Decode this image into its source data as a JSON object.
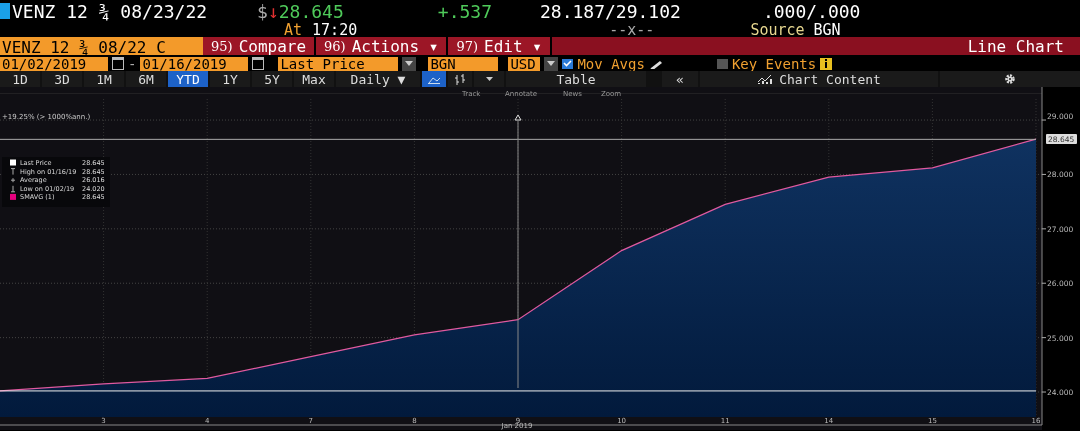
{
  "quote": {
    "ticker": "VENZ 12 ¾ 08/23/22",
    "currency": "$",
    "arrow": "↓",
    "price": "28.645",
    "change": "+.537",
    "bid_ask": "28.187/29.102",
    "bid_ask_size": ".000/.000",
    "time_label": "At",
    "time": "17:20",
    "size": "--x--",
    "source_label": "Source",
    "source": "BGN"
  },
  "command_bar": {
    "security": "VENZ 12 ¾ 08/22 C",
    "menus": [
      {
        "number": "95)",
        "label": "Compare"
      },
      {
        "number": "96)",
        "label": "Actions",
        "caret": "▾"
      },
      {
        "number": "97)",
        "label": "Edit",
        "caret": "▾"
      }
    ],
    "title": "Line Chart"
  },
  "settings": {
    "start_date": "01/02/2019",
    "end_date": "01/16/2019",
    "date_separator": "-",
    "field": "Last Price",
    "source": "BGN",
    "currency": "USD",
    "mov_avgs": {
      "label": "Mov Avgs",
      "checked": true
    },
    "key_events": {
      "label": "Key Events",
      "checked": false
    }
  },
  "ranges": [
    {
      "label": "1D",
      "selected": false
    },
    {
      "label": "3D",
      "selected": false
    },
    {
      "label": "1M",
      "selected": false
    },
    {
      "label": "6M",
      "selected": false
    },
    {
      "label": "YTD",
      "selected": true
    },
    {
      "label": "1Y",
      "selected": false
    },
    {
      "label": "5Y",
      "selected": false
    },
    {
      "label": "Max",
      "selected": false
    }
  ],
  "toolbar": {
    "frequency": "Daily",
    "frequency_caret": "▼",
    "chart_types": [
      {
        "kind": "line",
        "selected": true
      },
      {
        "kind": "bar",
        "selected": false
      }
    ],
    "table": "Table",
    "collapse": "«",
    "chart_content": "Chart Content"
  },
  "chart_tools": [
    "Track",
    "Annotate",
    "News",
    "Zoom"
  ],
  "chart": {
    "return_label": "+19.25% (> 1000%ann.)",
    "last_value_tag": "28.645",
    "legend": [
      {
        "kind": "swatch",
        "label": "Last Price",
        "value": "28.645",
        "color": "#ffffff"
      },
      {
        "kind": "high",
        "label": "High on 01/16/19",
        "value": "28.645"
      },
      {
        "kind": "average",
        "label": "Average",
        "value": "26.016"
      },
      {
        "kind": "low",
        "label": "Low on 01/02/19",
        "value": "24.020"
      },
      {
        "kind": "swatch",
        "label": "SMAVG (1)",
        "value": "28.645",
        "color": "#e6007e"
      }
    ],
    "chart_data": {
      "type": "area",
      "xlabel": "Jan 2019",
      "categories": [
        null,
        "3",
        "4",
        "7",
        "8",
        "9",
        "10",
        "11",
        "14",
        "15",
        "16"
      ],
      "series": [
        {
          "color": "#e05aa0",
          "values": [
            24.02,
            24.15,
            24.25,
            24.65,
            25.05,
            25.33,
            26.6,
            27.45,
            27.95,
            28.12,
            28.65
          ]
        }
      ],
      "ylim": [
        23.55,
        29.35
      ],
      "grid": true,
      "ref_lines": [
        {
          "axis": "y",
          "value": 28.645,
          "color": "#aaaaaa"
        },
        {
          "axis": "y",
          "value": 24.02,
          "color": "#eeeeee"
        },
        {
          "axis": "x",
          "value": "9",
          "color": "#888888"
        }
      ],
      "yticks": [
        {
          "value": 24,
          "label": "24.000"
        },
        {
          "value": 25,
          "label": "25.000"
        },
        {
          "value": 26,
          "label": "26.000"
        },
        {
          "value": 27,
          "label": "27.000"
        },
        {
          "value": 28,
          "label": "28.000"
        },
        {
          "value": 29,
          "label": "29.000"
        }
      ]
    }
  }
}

━━━━━━━━

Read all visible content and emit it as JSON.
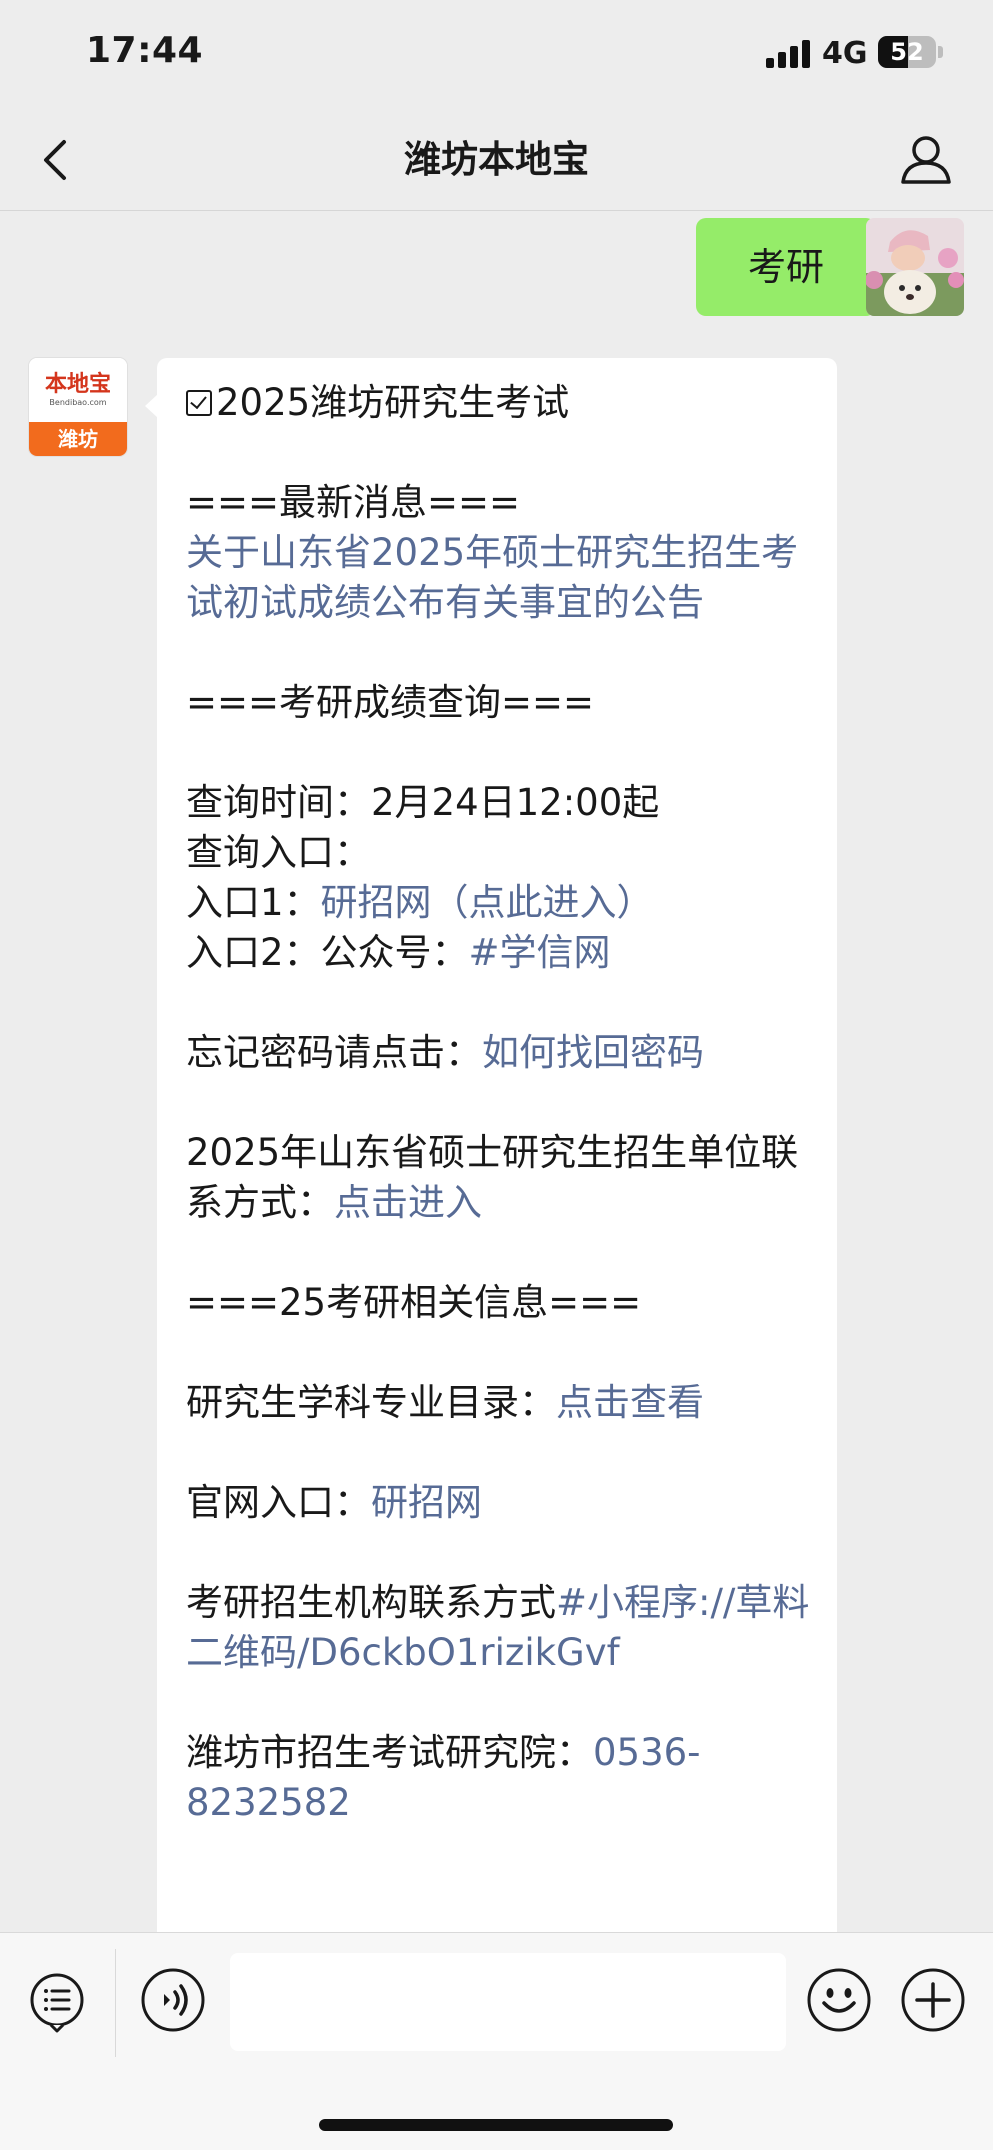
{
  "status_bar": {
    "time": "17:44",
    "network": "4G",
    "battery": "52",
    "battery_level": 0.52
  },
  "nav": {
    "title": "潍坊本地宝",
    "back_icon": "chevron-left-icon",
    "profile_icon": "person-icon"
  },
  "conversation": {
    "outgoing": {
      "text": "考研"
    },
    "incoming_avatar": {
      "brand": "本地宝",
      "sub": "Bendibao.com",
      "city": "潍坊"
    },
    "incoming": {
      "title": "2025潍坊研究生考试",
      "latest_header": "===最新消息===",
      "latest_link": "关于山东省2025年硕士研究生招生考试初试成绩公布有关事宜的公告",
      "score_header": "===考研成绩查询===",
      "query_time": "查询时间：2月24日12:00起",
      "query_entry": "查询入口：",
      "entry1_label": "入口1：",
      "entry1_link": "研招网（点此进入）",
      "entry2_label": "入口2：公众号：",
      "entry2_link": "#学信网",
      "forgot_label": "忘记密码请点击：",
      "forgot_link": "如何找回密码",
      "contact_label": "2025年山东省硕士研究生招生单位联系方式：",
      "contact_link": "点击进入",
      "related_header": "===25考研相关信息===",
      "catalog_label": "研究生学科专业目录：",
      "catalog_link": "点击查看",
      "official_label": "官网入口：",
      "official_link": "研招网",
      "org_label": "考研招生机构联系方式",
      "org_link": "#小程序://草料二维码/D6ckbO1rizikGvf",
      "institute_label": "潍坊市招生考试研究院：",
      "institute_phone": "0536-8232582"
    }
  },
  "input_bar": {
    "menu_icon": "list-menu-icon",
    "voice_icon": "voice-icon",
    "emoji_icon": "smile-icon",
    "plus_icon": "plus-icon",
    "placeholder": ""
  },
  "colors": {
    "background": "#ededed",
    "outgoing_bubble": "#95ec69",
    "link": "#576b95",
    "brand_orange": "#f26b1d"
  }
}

━━━━━━━━

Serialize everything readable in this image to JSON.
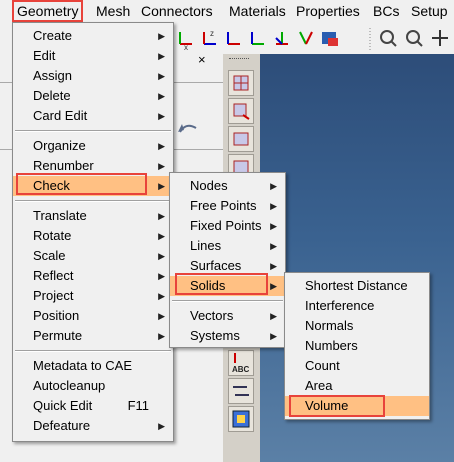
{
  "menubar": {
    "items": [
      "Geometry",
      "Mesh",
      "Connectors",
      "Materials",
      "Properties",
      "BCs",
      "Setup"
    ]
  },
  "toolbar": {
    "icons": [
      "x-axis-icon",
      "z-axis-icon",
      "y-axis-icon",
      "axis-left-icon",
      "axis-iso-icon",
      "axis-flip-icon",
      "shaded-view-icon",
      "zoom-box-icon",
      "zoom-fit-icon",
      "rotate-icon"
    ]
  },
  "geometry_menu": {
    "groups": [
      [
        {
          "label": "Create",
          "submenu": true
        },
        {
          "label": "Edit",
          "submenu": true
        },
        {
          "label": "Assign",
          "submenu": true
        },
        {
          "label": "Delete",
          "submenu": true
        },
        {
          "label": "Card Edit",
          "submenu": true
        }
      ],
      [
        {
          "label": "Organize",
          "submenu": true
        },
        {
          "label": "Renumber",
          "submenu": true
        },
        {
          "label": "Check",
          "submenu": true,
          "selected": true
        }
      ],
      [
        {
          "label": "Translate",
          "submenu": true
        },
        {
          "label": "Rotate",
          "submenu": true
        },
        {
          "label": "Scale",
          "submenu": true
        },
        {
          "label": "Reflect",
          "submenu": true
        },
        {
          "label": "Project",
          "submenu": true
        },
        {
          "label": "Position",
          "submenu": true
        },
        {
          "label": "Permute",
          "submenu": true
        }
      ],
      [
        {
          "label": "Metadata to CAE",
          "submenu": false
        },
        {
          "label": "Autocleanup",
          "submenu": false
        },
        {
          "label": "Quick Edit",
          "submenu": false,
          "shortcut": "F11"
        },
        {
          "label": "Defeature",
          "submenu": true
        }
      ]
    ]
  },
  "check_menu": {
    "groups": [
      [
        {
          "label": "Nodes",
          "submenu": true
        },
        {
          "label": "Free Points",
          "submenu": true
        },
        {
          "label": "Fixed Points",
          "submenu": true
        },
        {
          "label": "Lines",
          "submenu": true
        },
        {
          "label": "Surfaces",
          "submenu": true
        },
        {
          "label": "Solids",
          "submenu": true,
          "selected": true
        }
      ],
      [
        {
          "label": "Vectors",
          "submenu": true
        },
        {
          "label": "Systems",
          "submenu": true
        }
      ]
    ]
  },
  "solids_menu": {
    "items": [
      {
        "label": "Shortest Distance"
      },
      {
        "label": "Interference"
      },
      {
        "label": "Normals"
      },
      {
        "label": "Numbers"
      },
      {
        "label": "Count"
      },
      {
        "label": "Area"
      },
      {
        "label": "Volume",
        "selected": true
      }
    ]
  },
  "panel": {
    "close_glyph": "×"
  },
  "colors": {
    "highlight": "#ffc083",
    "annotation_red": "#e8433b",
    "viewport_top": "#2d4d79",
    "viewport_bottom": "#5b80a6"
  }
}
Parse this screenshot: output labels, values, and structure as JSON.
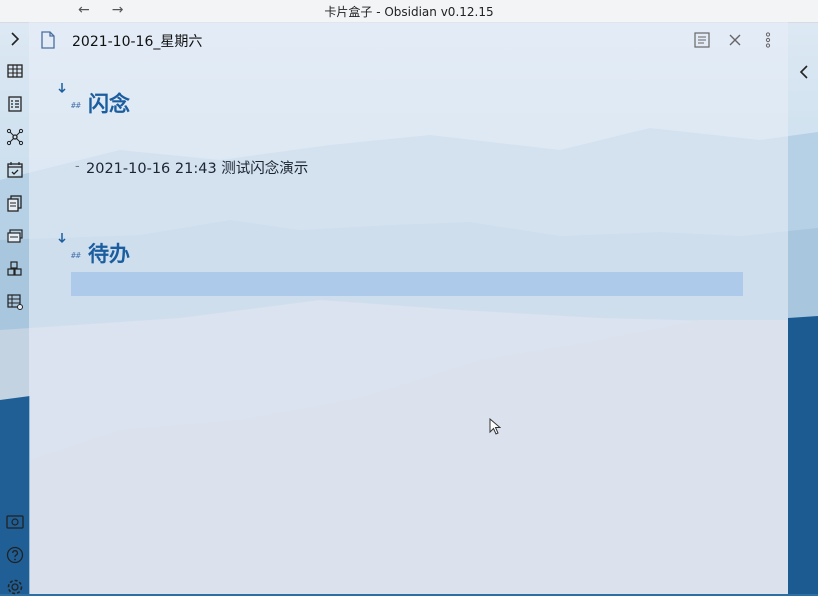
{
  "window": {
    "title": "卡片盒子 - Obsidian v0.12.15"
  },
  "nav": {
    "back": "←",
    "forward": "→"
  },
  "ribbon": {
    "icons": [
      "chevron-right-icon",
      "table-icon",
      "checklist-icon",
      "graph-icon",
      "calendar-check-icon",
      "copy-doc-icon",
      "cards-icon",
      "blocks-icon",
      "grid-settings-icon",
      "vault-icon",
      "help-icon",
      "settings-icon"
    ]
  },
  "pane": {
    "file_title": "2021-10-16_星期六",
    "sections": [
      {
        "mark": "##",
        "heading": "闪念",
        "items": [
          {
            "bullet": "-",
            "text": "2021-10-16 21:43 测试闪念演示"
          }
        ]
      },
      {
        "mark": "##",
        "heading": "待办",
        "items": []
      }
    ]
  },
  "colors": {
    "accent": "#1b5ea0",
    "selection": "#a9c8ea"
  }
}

━━━━━━━━

Find all lines holding the string "JSON" and copy them.

Decode this image into its source data as a JSON object.
Read all visible content and emit it as JSON.
Serialize everything readable in this image to JSON.
Parse this screenshot: output labels, values, and structure as JSON.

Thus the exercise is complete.